Exercise =
Each line containing the word "Manager" should be found and copied.

Exercise input =
▼▼▼
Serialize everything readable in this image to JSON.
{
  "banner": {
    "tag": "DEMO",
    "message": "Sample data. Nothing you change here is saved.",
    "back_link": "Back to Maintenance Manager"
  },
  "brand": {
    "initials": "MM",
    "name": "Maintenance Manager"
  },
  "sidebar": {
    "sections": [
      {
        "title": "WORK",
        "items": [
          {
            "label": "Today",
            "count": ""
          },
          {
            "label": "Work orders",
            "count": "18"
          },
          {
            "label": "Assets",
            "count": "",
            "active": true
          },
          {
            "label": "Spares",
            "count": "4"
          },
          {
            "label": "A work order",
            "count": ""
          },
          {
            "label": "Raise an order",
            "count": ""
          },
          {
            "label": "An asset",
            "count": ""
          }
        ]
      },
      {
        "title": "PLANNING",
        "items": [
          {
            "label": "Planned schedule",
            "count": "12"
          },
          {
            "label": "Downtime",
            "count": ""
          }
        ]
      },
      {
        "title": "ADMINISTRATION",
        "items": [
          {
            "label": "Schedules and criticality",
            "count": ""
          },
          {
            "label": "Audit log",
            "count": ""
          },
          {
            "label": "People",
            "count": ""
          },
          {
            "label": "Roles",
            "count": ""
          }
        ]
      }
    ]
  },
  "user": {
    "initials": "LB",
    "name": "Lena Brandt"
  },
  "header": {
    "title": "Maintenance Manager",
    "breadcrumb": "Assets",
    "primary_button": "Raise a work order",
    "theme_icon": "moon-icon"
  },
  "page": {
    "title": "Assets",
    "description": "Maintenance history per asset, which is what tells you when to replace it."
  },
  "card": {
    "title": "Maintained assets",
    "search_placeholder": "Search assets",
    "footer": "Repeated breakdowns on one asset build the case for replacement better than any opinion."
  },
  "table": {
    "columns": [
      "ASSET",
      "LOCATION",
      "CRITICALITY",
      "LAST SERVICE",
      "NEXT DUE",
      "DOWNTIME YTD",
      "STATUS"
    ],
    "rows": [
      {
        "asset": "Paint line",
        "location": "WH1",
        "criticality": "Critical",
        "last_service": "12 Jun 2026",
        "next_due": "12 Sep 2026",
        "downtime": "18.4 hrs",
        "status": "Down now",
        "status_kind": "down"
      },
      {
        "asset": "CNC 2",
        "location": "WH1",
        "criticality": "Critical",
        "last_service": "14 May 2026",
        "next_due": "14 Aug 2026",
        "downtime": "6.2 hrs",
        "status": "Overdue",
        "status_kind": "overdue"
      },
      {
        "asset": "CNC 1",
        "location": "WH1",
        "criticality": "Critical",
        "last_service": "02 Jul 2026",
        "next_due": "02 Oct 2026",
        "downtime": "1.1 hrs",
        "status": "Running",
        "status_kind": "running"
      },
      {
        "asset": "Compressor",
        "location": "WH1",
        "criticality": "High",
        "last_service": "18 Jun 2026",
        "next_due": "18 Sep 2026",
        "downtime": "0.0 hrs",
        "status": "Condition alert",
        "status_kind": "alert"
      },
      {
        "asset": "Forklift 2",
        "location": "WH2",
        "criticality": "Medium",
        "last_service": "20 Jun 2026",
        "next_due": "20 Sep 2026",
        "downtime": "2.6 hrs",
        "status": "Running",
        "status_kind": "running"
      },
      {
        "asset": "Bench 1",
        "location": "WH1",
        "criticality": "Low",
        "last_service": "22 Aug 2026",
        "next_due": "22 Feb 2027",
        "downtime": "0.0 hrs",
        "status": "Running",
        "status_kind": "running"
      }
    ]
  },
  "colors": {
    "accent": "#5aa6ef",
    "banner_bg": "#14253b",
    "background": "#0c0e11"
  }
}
▲▲▲
Worked solution =
    "back_link": "Back to Maintenance Manager"
    "name": "Maintenance Manager"
    "title": "Maintenance Manager",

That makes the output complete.